»»
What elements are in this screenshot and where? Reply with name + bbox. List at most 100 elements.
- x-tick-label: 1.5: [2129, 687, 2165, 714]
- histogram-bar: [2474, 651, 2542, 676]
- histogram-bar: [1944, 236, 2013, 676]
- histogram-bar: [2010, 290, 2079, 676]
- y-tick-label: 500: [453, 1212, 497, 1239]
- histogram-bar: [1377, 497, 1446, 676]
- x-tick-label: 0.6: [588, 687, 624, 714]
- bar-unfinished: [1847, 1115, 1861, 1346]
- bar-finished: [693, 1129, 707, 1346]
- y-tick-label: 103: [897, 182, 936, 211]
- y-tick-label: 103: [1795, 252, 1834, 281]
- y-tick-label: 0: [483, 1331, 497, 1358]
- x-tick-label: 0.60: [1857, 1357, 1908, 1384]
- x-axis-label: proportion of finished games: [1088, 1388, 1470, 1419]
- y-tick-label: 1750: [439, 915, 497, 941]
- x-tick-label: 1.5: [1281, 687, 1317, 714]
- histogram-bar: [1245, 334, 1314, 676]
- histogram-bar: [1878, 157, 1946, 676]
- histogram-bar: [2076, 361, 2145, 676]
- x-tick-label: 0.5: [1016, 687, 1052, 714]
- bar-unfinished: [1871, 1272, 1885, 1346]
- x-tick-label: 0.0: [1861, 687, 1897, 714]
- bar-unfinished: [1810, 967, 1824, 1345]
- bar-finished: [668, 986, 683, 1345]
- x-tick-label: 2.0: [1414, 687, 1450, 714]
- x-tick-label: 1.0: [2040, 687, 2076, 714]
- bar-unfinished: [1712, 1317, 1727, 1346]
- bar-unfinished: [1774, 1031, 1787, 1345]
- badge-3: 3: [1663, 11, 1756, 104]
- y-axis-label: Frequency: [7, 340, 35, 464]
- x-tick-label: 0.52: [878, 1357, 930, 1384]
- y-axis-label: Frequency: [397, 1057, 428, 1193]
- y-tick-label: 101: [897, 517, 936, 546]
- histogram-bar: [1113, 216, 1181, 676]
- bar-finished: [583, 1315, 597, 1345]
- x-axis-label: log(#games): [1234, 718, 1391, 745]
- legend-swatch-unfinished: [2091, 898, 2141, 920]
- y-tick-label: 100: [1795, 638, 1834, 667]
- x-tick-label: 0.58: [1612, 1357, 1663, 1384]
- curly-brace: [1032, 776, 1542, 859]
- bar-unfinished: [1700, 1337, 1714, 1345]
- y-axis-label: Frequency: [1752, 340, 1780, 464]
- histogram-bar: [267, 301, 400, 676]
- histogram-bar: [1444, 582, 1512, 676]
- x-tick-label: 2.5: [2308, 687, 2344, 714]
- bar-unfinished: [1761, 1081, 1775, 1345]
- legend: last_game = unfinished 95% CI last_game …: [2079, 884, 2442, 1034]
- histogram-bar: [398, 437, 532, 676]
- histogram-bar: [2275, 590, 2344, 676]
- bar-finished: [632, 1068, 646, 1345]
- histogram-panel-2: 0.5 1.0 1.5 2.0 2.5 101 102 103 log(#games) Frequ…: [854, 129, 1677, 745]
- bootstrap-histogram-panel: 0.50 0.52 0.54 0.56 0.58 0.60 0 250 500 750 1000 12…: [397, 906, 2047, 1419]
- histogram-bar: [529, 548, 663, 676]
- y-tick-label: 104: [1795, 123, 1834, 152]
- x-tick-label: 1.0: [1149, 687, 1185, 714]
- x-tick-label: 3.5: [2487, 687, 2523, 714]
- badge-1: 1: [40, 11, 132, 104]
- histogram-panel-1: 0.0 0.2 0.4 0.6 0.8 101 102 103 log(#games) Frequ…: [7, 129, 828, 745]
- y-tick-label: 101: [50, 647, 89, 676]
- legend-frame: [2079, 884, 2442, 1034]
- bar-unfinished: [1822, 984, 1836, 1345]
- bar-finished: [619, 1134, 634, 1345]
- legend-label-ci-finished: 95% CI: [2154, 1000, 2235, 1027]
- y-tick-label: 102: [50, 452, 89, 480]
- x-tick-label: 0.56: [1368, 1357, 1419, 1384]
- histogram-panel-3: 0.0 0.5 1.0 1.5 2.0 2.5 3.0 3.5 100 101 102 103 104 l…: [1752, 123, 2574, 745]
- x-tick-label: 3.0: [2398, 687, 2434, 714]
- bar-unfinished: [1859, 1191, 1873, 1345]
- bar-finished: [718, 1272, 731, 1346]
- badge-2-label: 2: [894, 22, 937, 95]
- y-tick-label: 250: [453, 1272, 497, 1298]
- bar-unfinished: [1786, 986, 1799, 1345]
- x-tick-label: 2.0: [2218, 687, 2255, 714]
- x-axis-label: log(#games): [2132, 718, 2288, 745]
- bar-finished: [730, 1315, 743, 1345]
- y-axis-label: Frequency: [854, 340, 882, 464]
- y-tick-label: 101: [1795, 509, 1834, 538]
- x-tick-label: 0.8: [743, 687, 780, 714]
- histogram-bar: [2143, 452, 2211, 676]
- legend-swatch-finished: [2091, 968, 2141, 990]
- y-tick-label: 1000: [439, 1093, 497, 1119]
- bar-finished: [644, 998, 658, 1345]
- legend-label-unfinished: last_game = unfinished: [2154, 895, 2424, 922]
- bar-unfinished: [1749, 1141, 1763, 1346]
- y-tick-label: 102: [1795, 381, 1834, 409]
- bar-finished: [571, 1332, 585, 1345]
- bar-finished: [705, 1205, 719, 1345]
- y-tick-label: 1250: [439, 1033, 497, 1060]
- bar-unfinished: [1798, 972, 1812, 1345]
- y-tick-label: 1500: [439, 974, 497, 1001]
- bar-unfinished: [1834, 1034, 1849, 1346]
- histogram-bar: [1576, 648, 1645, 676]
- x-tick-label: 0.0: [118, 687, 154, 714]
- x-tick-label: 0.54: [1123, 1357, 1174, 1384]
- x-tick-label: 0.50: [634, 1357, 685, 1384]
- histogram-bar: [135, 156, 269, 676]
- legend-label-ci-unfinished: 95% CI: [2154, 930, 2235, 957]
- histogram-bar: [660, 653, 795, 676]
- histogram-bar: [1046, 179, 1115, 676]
««
### Objective
Reproduce the listing from its first line through the line containing "- y-tick-label: 101: [897, 517, 936, 546]", switching every occurrence of "bar-unfinished" to "bar-incomplete" and leaving everything else unchanged.

### Response for this exercise
What elements are in this screenshot and where? Reply with name + bbox. List at most 100 elements.
- x-tick-label: 1.5: [2129, 687, 2165, 714]
- histogram-bar: [2474, 651, 2542, 676]
- histogram-bar: [1944, 236, 2013, 676]
- histogram-bar: [2010, 290, 2079, 676]
- y-tick-label: 500: [453, 1212, 497, 1239]
- histogram-bar: [1377, 497, 1446, 676]
- x-tick-label: 0.6: [588, 687, 624, 714]
- bar-incomplete: [1847, 1115, 1861, 1346]
- bar-finished: [693, 1129, 707, 1346]
- y-tick-label: 103: [897, 182, 936, 211]
- y-tick-label: 103: [1795, 252, 1834, 281]
- y-tick-label: 0: [483, 1331, 497, 1358]
- x-tick-label: 0.60: [1857, 1357, 1908, 1384]
- x-axis-label: proportion of finished games: [1088, 1388, 1470, 1419]
- y-tick-label: 1750: [439, 915, 497, 941]
- x-tick-label: 1.5: [1281, 687, 1317, 714]
- histogram-bar: [1245, 334, 1314, 676]
- histogram-bar: [1878, 157, 1946, 676]
- histogram-bar: [2076, 361, 2145, 676]
- x-tick-label: 0.5: [1016, 687, 1052, 714]
- bar-incomplete: [1871, 1272, 1885, 1346]
- x-tick-label: 0.0: [1861, 687, 1897, 714]
- bar-incomplete: [1810, 967, 1824, 1345]
- bar-finished: [668, 986, 683, 1345]
- x-tick-label: 2.0: [1414, 687, 1450, 714]
- x-tick-label: 1.0: [2040, 687, 2076, 714]
- bar-incomplete: [1712, 1317, 1727, 1346]
- bar-incomplete: [1774, 1031, 1787, 1345]
- badge-3: 3: [1663, 11, 1756, 104]
- y-axis-label: Frequency: [7, 340, 35, 464]
- x-tick-label: 0.52: [878, 1357, 930, 1384]
- y-axis-label: Frequency: [397, 1057, 428, 1193]
- y-tick-label: 101: [897, 517, 936, 546]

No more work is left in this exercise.